- _YOUR INSTRUCTIONS_:
Wherever a line holds the word "value", copy that line out.

Stored data:
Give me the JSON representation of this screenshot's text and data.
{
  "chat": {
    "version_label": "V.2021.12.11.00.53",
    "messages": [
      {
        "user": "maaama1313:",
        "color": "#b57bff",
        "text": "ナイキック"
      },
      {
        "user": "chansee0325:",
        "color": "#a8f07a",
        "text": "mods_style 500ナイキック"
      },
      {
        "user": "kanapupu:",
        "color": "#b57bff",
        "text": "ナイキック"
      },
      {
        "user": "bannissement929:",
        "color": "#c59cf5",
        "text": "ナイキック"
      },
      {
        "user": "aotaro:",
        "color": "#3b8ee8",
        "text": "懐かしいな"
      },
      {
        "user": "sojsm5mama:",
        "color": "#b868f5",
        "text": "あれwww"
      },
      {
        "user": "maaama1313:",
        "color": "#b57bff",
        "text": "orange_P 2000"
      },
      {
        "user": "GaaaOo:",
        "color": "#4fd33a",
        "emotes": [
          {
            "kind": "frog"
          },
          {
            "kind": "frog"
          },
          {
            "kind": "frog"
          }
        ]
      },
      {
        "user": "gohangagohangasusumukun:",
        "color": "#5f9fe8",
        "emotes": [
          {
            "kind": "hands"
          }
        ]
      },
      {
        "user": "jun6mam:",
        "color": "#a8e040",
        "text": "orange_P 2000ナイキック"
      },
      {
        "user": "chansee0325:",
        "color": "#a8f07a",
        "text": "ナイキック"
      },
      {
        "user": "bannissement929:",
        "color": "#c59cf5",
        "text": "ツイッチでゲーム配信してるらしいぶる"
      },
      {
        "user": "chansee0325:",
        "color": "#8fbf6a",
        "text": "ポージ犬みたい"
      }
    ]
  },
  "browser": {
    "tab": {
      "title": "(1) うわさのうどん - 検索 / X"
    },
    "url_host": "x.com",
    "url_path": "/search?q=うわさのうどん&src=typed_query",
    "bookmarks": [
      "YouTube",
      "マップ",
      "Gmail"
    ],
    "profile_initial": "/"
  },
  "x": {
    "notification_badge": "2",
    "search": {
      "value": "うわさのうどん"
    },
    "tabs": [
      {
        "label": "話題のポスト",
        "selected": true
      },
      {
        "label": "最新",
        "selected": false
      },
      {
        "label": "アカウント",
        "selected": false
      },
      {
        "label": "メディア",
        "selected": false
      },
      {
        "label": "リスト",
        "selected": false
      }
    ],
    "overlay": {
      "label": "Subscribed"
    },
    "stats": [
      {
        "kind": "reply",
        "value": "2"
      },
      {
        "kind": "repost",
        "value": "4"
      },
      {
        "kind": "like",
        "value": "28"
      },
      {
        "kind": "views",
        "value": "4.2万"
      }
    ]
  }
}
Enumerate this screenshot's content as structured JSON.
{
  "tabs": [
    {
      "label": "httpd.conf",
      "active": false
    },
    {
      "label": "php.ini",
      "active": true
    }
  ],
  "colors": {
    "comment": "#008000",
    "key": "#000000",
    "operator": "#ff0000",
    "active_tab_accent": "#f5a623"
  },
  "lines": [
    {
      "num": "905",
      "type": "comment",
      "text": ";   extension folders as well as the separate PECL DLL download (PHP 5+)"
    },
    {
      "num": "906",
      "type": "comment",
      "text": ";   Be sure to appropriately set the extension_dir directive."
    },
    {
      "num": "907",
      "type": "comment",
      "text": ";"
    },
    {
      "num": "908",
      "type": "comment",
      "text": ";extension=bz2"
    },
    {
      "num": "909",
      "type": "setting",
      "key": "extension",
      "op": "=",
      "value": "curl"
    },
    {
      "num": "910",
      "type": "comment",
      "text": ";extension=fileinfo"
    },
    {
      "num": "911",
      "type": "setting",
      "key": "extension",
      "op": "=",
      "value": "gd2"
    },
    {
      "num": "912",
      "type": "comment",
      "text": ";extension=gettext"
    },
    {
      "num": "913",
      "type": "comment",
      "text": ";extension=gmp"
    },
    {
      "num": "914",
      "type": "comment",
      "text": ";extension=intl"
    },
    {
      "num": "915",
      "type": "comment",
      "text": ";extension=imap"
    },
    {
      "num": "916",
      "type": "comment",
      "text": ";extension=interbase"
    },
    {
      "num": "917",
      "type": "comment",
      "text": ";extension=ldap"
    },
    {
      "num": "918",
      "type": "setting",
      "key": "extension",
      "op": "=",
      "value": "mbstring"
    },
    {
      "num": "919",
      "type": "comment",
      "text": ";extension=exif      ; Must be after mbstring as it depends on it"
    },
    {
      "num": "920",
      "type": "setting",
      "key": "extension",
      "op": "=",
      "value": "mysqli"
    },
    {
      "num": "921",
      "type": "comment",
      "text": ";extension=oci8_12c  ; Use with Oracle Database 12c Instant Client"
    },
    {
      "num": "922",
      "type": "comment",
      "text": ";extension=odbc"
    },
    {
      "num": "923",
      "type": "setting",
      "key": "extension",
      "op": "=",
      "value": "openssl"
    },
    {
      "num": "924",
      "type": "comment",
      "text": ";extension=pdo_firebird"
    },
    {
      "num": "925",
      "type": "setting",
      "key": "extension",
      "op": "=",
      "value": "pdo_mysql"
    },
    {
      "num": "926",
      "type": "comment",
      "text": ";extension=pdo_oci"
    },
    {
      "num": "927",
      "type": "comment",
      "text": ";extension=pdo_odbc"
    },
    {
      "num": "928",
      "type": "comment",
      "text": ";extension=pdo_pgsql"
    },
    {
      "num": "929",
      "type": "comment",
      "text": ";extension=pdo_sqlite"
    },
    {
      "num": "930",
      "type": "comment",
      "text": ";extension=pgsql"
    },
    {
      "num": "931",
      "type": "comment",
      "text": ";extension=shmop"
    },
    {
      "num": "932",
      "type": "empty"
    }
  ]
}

- _WORKED SOLUTION_:
      "value": "うわさのうどん"
        "value": "2"
        "value": "4"
        "value": "28"
        "value": "4.2万"
      "value": "curl"
      "value": "gd2"
      "value": "mbstring"
      "value": "mysqli"
      "value": "openssl"
      "value": "pdo_mysql"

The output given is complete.